-- Task instructions --
1. In the passage on the suffrage debate, what did Mr. Hardie regret the House was discussing instead of Woman Suffrage?
2. Pick up the passage on the suffrage debate right after its final sentence and carry it forward in the same style.

-- Passage --
Mr. Hardie concluded by regretting that the House, instead of discussing
Woman Suffrage, was discussing methods of penalising militant women.

Mr. Rupert Gwynne said: "Nobody is in a more ridiculous position than
the members on the Treasury Bench. They cannot address a meeting, or go
to a railway station, or even get into a taxicab, without having
detectives with them. Even if they like it, we, the public do not,
because we have to pay for it. It is not worth the expense that it costs
to have a detective staff following Cabinet Ministers wherever they go,
whether in a private or a public capacity.

"Further," said Mr. Gwynne, "if the Home Secretary is correct in saying
that these women are prepared to die, and invite death, in order to
advertise their devotion to their cause, does he really think they are
going to mind if their funds are attached?"

-- Provided records --
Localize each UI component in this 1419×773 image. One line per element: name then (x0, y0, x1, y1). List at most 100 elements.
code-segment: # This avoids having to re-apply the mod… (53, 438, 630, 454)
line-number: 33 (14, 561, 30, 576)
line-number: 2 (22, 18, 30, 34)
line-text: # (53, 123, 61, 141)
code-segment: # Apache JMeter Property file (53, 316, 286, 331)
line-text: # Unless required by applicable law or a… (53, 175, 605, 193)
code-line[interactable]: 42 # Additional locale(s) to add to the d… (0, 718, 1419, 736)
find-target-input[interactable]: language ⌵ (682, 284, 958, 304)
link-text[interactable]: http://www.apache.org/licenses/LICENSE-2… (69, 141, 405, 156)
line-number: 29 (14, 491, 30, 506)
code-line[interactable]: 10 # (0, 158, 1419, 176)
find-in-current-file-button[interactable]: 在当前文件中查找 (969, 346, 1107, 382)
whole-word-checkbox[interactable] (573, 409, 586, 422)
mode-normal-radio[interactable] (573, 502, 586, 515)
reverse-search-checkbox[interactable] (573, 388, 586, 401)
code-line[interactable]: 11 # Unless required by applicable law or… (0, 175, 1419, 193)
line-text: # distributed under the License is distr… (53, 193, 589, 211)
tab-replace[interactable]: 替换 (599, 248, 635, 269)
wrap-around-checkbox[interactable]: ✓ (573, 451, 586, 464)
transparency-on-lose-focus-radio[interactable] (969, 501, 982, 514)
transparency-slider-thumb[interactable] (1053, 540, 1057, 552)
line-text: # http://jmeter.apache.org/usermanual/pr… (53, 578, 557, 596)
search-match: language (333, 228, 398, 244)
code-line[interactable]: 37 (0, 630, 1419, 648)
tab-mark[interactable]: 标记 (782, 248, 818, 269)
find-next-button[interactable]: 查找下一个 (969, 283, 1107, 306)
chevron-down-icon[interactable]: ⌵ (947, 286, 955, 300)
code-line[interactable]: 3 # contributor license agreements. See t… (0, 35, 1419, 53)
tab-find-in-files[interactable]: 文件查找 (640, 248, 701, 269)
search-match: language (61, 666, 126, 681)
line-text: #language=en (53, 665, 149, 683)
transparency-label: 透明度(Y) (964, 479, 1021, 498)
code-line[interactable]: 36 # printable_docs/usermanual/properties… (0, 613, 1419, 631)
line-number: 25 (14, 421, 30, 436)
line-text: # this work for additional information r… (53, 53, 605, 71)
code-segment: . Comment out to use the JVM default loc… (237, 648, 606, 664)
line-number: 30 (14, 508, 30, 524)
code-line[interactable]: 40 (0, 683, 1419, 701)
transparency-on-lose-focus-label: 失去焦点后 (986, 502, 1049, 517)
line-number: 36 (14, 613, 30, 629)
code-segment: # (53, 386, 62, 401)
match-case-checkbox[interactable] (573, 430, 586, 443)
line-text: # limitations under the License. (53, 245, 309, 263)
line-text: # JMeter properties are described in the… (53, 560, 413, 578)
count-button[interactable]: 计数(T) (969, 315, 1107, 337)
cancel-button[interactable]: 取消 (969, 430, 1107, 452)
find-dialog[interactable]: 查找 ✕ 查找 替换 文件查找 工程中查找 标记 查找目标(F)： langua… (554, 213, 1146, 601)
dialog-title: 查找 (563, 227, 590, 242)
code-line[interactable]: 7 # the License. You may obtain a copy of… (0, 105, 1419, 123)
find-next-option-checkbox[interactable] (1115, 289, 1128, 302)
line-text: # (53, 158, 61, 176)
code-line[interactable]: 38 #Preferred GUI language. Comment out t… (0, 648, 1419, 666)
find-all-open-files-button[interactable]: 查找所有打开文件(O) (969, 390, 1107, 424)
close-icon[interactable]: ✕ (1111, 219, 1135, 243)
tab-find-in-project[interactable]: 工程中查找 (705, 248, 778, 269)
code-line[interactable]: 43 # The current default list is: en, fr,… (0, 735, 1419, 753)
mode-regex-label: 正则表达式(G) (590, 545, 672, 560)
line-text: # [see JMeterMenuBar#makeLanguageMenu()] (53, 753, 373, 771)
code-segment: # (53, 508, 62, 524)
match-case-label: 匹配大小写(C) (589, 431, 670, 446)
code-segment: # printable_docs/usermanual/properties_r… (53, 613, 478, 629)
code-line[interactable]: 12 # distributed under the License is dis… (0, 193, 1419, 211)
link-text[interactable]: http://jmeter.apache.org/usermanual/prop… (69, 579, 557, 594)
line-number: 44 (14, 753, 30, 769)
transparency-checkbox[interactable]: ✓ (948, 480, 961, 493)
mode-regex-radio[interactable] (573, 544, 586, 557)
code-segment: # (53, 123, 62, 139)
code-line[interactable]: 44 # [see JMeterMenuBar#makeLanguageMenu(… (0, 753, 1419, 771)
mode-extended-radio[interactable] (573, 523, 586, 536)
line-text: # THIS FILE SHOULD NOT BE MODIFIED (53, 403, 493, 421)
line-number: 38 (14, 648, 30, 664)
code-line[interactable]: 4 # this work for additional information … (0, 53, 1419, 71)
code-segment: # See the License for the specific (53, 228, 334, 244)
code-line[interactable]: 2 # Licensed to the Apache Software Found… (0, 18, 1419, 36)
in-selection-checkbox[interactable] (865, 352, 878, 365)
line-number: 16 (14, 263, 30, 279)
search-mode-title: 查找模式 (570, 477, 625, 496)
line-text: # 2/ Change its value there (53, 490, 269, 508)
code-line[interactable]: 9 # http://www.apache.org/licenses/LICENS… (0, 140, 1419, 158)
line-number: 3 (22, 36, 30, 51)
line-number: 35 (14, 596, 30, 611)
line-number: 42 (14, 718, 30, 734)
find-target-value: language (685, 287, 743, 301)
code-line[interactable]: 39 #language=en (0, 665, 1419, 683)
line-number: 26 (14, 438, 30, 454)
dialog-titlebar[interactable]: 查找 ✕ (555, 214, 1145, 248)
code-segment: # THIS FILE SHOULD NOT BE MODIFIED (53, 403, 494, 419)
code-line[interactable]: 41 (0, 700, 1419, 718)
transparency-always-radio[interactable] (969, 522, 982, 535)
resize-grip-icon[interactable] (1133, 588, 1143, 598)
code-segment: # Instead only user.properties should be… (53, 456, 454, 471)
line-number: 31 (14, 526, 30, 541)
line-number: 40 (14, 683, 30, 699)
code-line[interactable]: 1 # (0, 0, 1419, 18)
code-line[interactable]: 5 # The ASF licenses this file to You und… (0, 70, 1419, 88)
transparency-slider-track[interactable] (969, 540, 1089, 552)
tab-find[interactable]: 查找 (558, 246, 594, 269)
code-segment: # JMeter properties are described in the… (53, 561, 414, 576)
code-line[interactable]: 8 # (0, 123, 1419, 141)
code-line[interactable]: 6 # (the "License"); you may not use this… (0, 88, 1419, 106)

-- Answers for the tasks --
1. Methods of penalising militant women.

2.
Another friend of the Suffragists, Mr. Wedgwood said: "We are dealing
with a problem which is a very serious one indeed. To my mind, when you
find a large body of public opinion, and a large number of people
capable of going to these lengths, there is only one thing for a
respectable House of Commons to do, and that is to consider very closely
and clearly whether the complaints of those who complain are or are not
justified. We are not justified in acting in panic. What it is our duty
to do is to consider the rights and wrongs of these people who have
acted in this way. I attribute myself no value to the vote, but I do
think that when we seriously consider the question of Woman Suffrage,
which has not been done by this House up to the present, we should
remember that when you see people capable of this amount of
self-sacrifice, that the one duty of the House of Commons is not to
stamp the iron heel upon them, but to see how far their cause is just,
and to act according to justice."

When such a debate as this was possible in the House of Commons, it must
be plain to every disinterested reader that militancy never set the
cause of suffrage back, but on the contrary, set it forward at least
half a century. When I remember how that same House of Commons, a few
years ago, treated the mention of woman suffrage with scorn and
contempt, how they permitted the most insulting things to be said of the
women who were begging for their political freedom, how, with indecent
laughter and coarse jokes they allowed suffrage bills to be talked out,
I cannot but marvel at the change our militancy so quickly brought
about. Mr. McKenna's speech was in itself a token of the complete
surrender of the Government.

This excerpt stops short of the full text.